• **RECORDS SUPPLIED**
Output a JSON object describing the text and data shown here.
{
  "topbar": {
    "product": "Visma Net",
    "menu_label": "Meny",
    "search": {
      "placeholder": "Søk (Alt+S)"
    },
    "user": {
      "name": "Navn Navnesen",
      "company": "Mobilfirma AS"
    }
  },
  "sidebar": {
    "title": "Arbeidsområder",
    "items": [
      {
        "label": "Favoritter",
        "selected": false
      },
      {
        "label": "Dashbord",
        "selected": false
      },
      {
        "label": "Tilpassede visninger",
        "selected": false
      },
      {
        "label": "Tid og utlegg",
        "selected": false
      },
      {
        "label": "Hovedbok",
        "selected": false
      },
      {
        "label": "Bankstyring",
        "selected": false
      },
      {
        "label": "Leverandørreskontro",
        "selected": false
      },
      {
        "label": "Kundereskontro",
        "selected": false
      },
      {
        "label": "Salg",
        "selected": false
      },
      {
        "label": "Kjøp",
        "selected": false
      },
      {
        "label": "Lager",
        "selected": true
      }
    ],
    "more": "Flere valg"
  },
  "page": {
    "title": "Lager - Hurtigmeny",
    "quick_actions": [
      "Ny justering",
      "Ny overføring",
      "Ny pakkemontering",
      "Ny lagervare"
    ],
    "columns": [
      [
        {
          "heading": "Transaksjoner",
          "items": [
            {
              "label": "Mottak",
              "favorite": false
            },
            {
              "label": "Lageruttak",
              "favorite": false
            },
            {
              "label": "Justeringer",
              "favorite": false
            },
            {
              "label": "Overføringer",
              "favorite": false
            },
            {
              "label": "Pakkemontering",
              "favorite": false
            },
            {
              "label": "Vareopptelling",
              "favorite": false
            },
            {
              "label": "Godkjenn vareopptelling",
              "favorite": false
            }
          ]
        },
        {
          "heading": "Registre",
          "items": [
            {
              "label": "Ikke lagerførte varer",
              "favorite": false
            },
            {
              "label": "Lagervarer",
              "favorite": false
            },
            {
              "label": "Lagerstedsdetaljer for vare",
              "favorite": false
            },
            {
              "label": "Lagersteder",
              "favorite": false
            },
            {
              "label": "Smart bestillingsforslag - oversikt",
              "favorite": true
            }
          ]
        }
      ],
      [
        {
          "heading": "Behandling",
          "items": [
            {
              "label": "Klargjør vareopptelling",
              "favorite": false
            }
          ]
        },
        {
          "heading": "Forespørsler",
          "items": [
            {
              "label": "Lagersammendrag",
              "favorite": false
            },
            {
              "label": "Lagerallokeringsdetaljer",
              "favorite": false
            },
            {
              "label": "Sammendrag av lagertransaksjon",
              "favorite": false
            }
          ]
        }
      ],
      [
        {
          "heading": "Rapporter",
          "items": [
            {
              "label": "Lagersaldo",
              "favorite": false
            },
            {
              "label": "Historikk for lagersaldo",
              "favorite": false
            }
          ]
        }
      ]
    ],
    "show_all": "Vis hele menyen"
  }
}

• **EXERCISE DIRECTIONS**
Look through the material above and pick out each line holding the word "heading".

• **WRITTEN SOLUTION**
          "heading": "Transaksjoner",
          "heading": "Registre",
          "heading": "Behandling",
          "heading": "Forespørsler",
          "heading": "Rapporter",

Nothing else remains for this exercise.